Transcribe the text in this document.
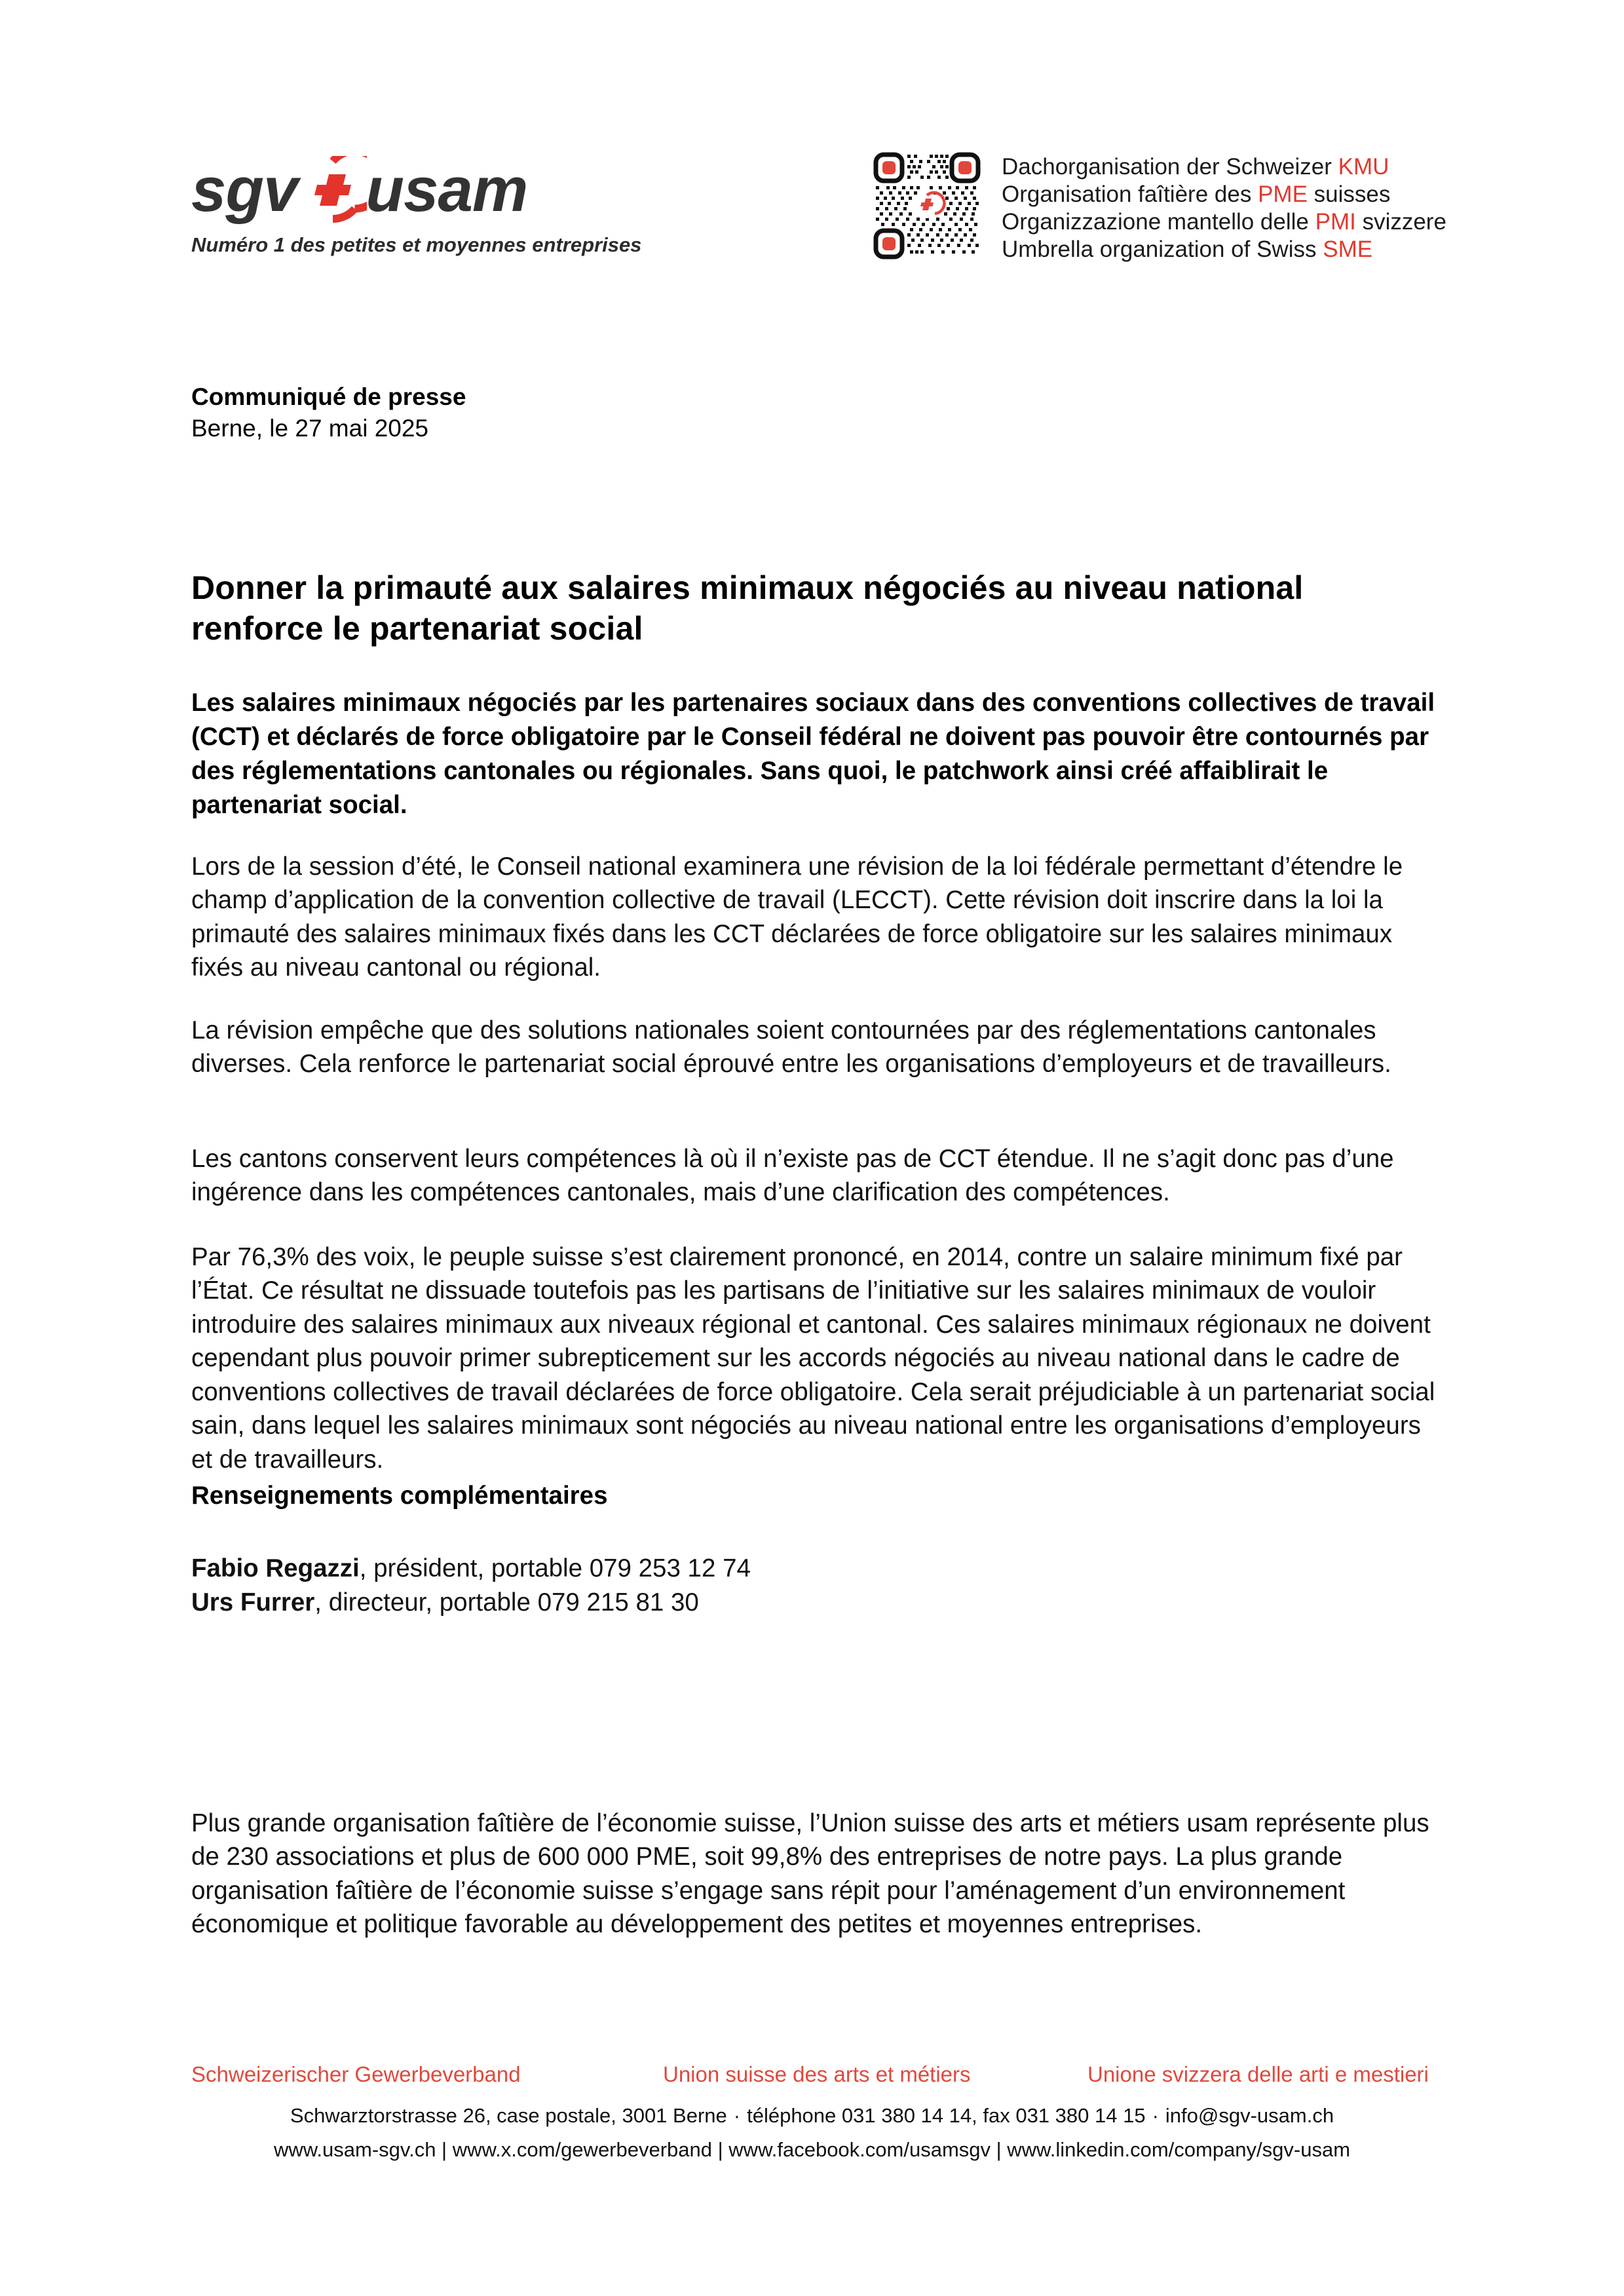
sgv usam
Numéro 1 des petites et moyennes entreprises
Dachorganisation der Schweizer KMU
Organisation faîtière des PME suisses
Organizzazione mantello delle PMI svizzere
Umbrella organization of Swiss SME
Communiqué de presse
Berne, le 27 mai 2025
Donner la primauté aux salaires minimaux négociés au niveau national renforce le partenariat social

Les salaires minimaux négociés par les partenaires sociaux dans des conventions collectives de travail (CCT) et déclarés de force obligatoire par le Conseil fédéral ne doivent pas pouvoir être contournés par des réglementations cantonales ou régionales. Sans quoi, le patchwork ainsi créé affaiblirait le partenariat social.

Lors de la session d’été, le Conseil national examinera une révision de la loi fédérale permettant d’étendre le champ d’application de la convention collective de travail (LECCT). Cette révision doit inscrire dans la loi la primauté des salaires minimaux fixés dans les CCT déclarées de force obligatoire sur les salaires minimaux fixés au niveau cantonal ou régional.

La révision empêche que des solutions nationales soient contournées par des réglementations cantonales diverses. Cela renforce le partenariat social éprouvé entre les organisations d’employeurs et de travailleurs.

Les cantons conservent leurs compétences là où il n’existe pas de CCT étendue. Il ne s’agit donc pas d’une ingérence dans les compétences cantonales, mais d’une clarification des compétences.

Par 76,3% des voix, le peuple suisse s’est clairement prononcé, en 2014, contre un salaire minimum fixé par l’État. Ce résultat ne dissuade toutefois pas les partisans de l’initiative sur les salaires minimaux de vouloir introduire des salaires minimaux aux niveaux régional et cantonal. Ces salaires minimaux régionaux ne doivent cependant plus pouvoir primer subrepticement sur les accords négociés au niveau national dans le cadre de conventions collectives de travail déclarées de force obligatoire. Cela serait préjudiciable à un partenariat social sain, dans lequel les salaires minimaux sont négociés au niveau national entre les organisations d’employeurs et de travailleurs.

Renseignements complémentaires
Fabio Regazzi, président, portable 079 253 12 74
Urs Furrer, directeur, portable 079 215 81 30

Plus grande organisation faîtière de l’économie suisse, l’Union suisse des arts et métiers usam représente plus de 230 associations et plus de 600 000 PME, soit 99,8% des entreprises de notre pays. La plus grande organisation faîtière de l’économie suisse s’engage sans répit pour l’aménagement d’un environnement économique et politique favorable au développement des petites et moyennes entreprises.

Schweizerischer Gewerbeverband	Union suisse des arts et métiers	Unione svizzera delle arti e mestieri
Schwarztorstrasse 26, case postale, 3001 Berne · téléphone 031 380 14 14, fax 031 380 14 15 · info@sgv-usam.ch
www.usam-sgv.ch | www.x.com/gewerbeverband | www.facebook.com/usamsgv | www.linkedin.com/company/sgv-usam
*-*-*
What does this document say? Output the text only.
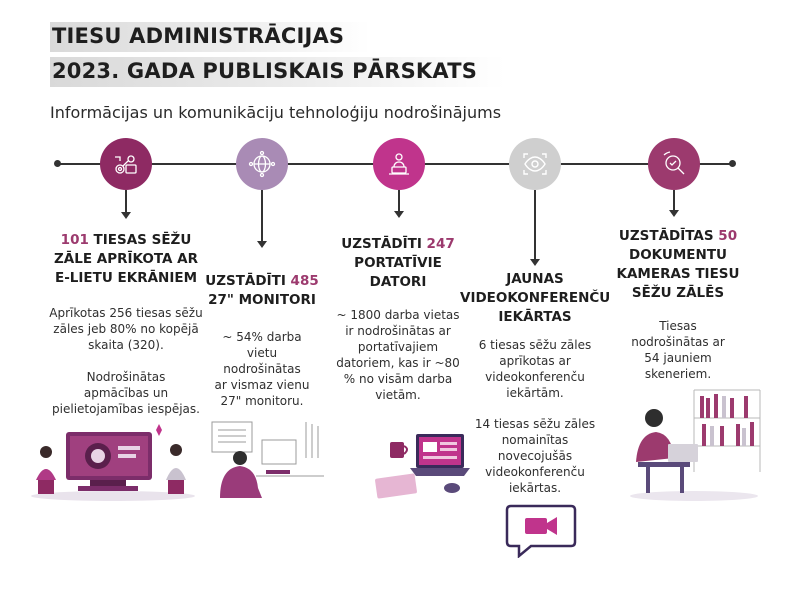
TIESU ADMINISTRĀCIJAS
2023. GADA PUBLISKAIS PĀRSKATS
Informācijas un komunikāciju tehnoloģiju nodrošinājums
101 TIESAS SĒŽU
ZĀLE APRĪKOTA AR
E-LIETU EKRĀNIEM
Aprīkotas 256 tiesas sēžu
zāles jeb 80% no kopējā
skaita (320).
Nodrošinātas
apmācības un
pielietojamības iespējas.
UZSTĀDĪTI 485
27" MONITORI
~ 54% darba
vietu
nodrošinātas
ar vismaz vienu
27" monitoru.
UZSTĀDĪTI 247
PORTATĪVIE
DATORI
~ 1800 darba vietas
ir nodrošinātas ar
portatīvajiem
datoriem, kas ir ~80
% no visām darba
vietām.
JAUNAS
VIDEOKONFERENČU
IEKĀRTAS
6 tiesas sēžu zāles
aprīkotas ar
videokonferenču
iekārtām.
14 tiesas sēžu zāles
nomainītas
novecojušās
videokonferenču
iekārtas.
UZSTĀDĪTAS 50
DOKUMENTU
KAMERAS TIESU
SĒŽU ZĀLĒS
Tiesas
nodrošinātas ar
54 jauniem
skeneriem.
*-*-*
Work through the listing above and report how many lines include the string "document", with no other text.

_THE REPLY_
2